Problem requirements -> Write out all of the lines below, exactly and completely.

Entries provided ->
§
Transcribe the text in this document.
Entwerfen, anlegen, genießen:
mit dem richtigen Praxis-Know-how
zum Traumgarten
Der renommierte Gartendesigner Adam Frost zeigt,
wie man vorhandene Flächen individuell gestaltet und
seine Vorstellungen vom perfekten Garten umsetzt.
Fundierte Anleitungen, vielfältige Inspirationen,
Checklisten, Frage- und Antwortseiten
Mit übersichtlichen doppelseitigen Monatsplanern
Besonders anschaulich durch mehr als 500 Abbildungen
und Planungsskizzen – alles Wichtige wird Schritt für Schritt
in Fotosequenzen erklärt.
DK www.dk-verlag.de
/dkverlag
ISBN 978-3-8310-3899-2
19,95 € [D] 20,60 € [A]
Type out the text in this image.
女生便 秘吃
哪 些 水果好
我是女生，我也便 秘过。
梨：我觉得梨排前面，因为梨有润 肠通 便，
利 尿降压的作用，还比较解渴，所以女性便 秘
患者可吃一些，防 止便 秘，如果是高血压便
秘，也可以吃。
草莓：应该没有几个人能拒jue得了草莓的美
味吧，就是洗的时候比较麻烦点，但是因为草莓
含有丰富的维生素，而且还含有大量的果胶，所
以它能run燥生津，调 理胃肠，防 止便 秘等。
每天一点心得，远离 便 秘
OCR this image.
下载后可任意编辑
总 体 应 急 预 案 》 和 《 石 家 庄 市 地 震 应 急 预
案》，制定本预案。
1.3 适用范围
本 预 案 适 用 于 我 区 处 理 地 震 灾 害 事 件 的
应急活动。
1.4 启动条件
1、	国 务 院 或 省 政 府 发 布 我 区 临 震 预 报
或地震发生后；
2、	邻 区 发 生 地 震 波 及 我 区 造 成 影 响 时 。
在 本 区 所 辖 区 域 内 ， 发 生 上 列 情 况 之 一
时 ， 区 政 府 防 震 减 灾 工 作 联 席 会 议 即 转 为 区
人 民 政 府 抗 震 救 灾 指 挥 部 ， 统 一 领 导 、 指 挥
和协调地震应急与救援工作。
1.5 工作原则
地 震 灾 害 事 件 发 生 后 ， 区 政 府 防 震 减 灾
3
§
Full response ->
Transcribe the text in this document.
Entwerfen, anlegen, genießen:
mit dem richtigen Praxis-Know-how
zum Traumgarten
Der renommierte Gartendesigner Adam Frost zeigt,
wie man vorhandene Flächen individuell gestaltet und
seine Vorstellungen vom perfekten Garten umsetzt.
Fundierte Anleitungen, vielfältige Inspirationen,
Checklisten, Frage- und Antwortseiten
Mit übersichtlichen doppelseitigen Monatsplanern
Besonders anschaulich durch mehr als 500 Abbildungen
und Planungsskizzen – alles Wichtige wird Schritt für Schritt
in Fotosequenzen erklärt.
DK www.dk-verlag.de
/dkverlag
ISBN 978-3-8310-3899-2
19,95 € [D] 20,60 € [A]
Type out the text in this image.
女生便 秘吃
哪 些 水果好
我是女生，我也便 秘过。
梨：我觉得梨排前面，因为梨有润 肠通 便，
利 尿降压的作用，还比较解渴，所以女性便 秘
患者可吃一些，防 止便 秘，如果是高血压便
秘，也可以吃。
草莓：应该没有几个人能拒jue得了草莓的美
味吧，就是洗的时候比较麻烦点，但是因为草莓
含有丰富的维生素，而且还含有大量的果胶，所
以它能run燥生津，调 理胃肠，防 止便 秘等。
每天一点心得，远离 便 秘
OCR this image.
下载后可任意编辑
总 体 应 急 预 案 》 和 《 石 家 庄 市 地 震 应 急 预
案》，制定本预案。
1.3 适用范围
本 预 案 适 用 于 我 区 处 理 地 震 灾 害 事 件 的
应急活动。
1.4 启动条件
1、	国 务 院 或 省 政 府 发 布 我 区 临 震 预 报
或地震发生后；
2、	邻 区 发 生 地 震 波 及 我 区 造 成 影 响 时 。
在 本 区 所 辖 区 域 内 ， 发 生 上 列 情 况 之 一
时 ， 区 政 府 防 震 减 灾 工 作 联 席 会 议 即 转 为 区
人 民 政 府 抗 震 救 灾 指 挥 部 ， 统 一 领 导 、 指 挥
和协调地震应急与救援工作。
1.5 工作原则
地 震 灾 害 事 件 发 生 后 ， 区 政 府 防 震 减 灾
3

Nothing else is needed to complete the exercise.